** Start of Available data **

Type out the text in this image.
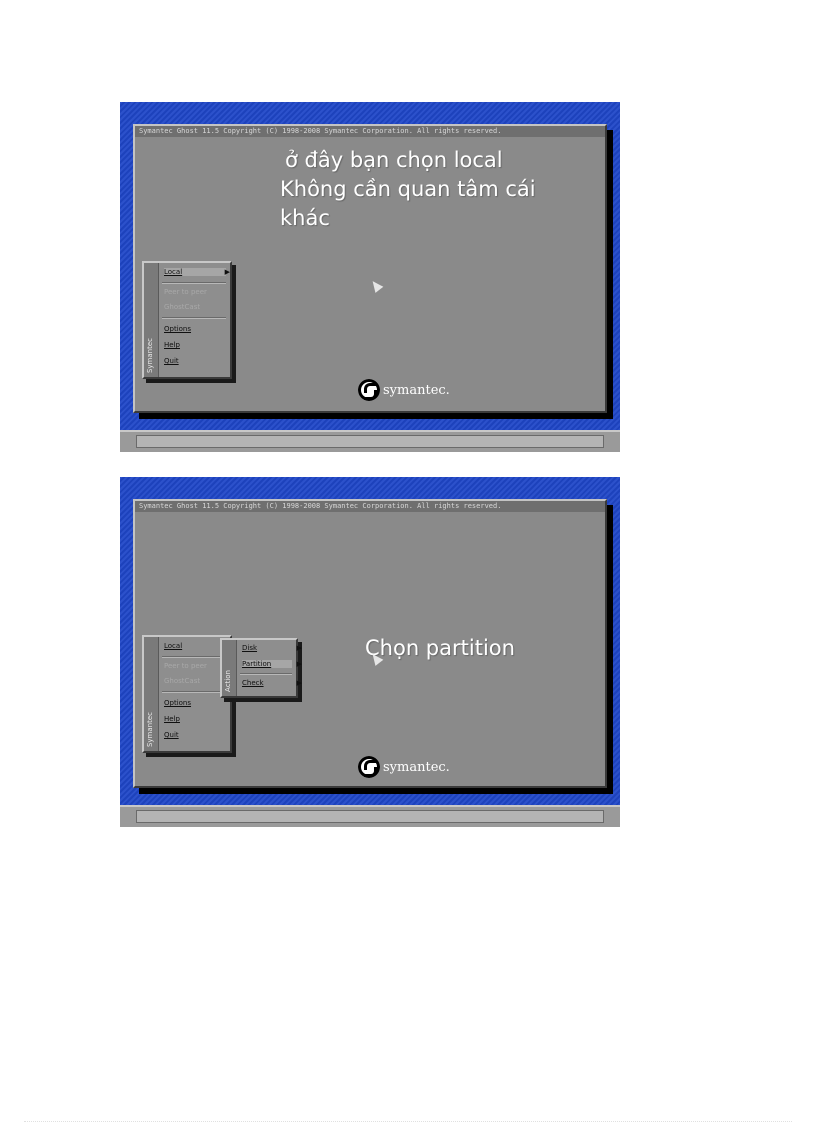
Symantec Ghost 11.5 Copyright (C) 1998-2008 Symantec Corporation. All rights reserved.
ở đây bạn chọn local
Không cần quan tâm cái
khác
Symantec
Local	▶
Peer to peer
GhostCast
Options
Help
Quit
symantec.
Symantec Ghost 11.5 Copyright (C) 1998-2008 Symantec Corporation. All rights reserved.
Chọn partition
Symantec
Local
Peer to peer
GhostCast
Options
Help
Quit
Action
Disk	▶
Partition	▶
Check	▶
symantec.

** End of Available data **

* [Stated problem]:
Make an exact reproduction of the listing above, without any pictures.

* [Problem solution]:
Type out the text in this image.
Symantec Ghost 11.5 Copyright (C) 1998-2008 Symantec Corporation. All rights reserved.
ở đây bạn chọn local
Không cần quan tâm cái
khác
Symantec
Local	▶
Peer to peer
GhostCast
Options
Help
Quit
symantec.
Symantec Ghost 11.5 Copyright (C) 1998-2008 Symantec Corporation. All rights reserved.
Chọn partition
Symantec
Local
Peer to peer
GhostCast
Options
Help
Quit
Action
Disk	▶
Partition	▶
Check	▶
symantec.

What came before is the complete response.